- TASK TO COMPLETE
In the data below, find every line that has the string "силу", and copy it.

- EXERCISE INPUTS
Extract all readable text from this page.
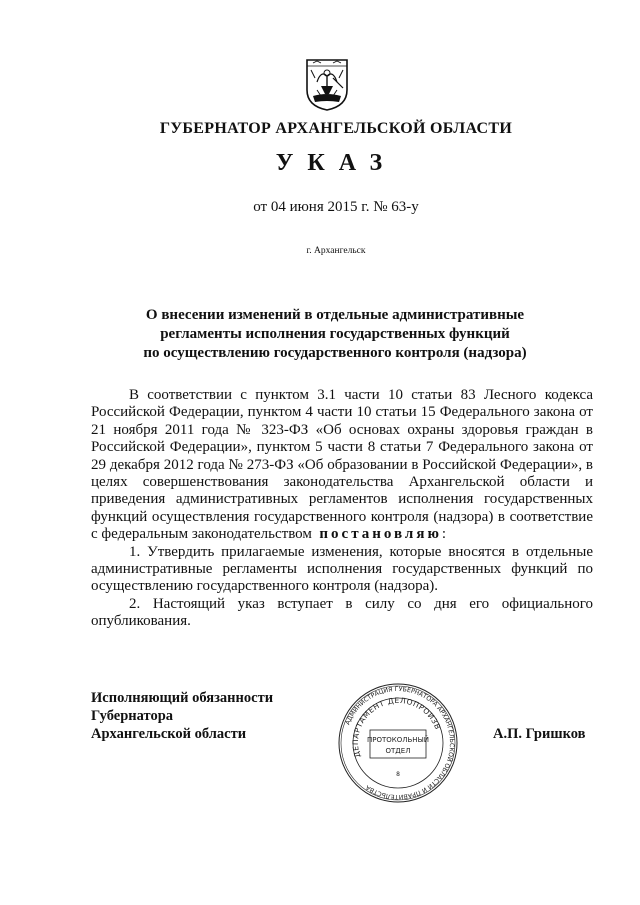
ГУБЕРНАТОР АРХАНГЕЛЬСКОЙ ОБЛАСТИ
УКАЗ
от 04 июня 2015 г. № 63-у
г. Архангельск
О внесении изменений в отдельные административные
регламенты исполнения государственных функций
по осуществлению государственного контроля (надзора)

В соответствии с пунктом 3.1 части 10 статьи 83 Лесного кодекса Российской Федерации, пунктом 4 части 10 статьи 15 Федерального закона от 21 ноября 2011 года № 323-ФЗ «Об основах охраны здоровья граждан в Российской Федерации», пунктом 5 части 8 статьи 7 Федерального закона от 29 декабря 2012 года № 273-ФЗ «Об образовании в Российской Федерации», в целях совершенствования законодательства Архангельской области и приведения административных регламентов исполнения государственных функций осуществления государственного контроля (надзора) в соответствие с федеральным законодательством постановляю:

1. Утвердить прилагаемые изменения, которые вносятся в отдельные административные регламенты исполнения государственных функций по осуществлению государственного контроля (надзора).

2. Настоящий указ вступает в силу со дня его официального опубликования.

Исполняющий обязанности
Губернатора
Архангельской области
АДМИНИСТРАЦИЯ ГУБЕРНАТОРА АРХАНГЕЛЬСКОЙ ОБЛАСТИ И ПРАВИТЕЛЬСТВА
ДЕПАРТАМЕНТ ДЕЛОПРОИЗВОДСТВА
ПРОТОКОЛЬНЫЙ
ОТДЕЛ
8
А.П. Гришков
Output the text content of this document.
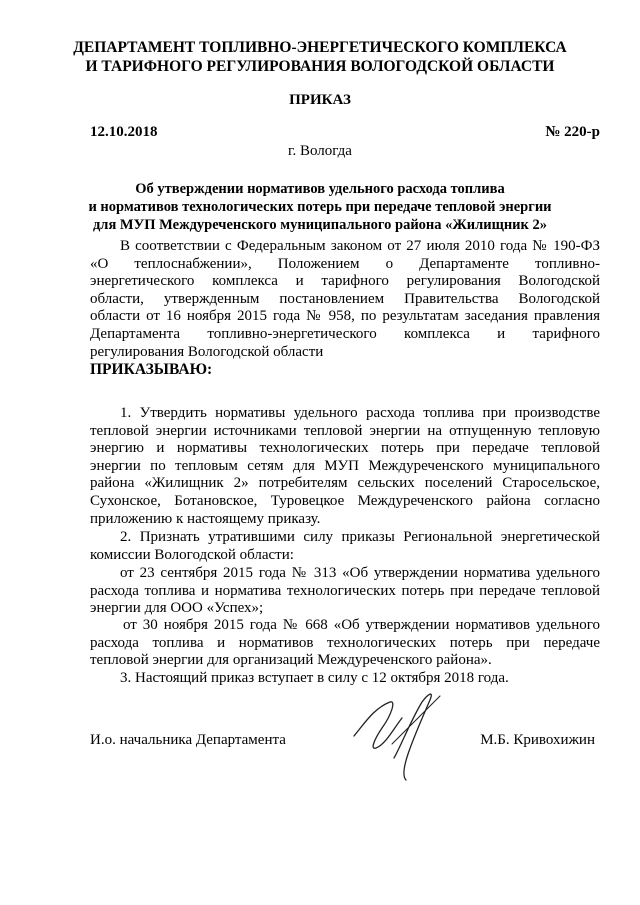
ДЕПАРТАМЕНТ ТОПЛИВНО-ЭНЕРГЕТИЧЕСКОГО КОМПЛЕКСА
И ТАРИФНОГО РЕГУЛИРОВАНИЯ ВОЛОГОДСКОЙ ОБЛАСТИ
ПРИКАЗ
12.10.2018	№ 220-р
г. Вологда
Об утверждении нормативов удельного расхода топлива
и нормативов технологических потерь при передаче тепловой энергии
для МУП Междуреченского муниципального района «Жилищник 2»
В соответствии с Федеральным законом от 27 июля 2010 года № 190-ФЗ
«О теплоснабжении», Положением о Департаменте топливно-
энергетического комплекса и тарифного регулирования Вологодской
области, утвержденным постановлением Правительства Вологодской
области от 16 ноября 2015 года № 958, по результатам заседания правления
Департамента топливно-энергетического комплекса и тарифного
регулирования Вологодской области
ПРИКАЗЫВАЮ:
1. Утвердить нормативы удельного расхода топлива при производстве
тепловой энергии источниками тепловой энергии на отпущенную тепловую
энергию и нормативы технологических потерь при передаче тепловой
энергии по тепловым сетям для МУП Междуреченского муниципального
района «Жилищник 2» потребителям сельских поселений Старосельское,
Сухонское, Ботановское, Туровецкое Междуреченского района согласно
приложению к настоящему приказу.
2. Признать утратившими силу приказы Региональной энергетической
комиссии Вологодской области:
от 23 сентября 2015 года № 313 «Об утверждении норматива удельного
расхода топлива и норматива технологических потерь при передаче тепловой
энергии для ООО «Успех»;
от 30 ноября 2015 года № 668 «Об утверждении нормативов удельного
расхода топлива и нормативов технологических потерь при передаче
тепловой энергии для организаций Междуреченского района».
3. Настоящий приказ вступает в силу с 12 октября 2018 года.
И.о. начальника Департамента	М.Б. Кривохижин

- EXERCISE SOLUTION
2. Настоящий указ вступает в силу со дня его официального опубликования.
2. Признать утратившими силу приказы Региональной энергетической
3. Настоящий приказ вступает в силу с 12 октября 2018 года.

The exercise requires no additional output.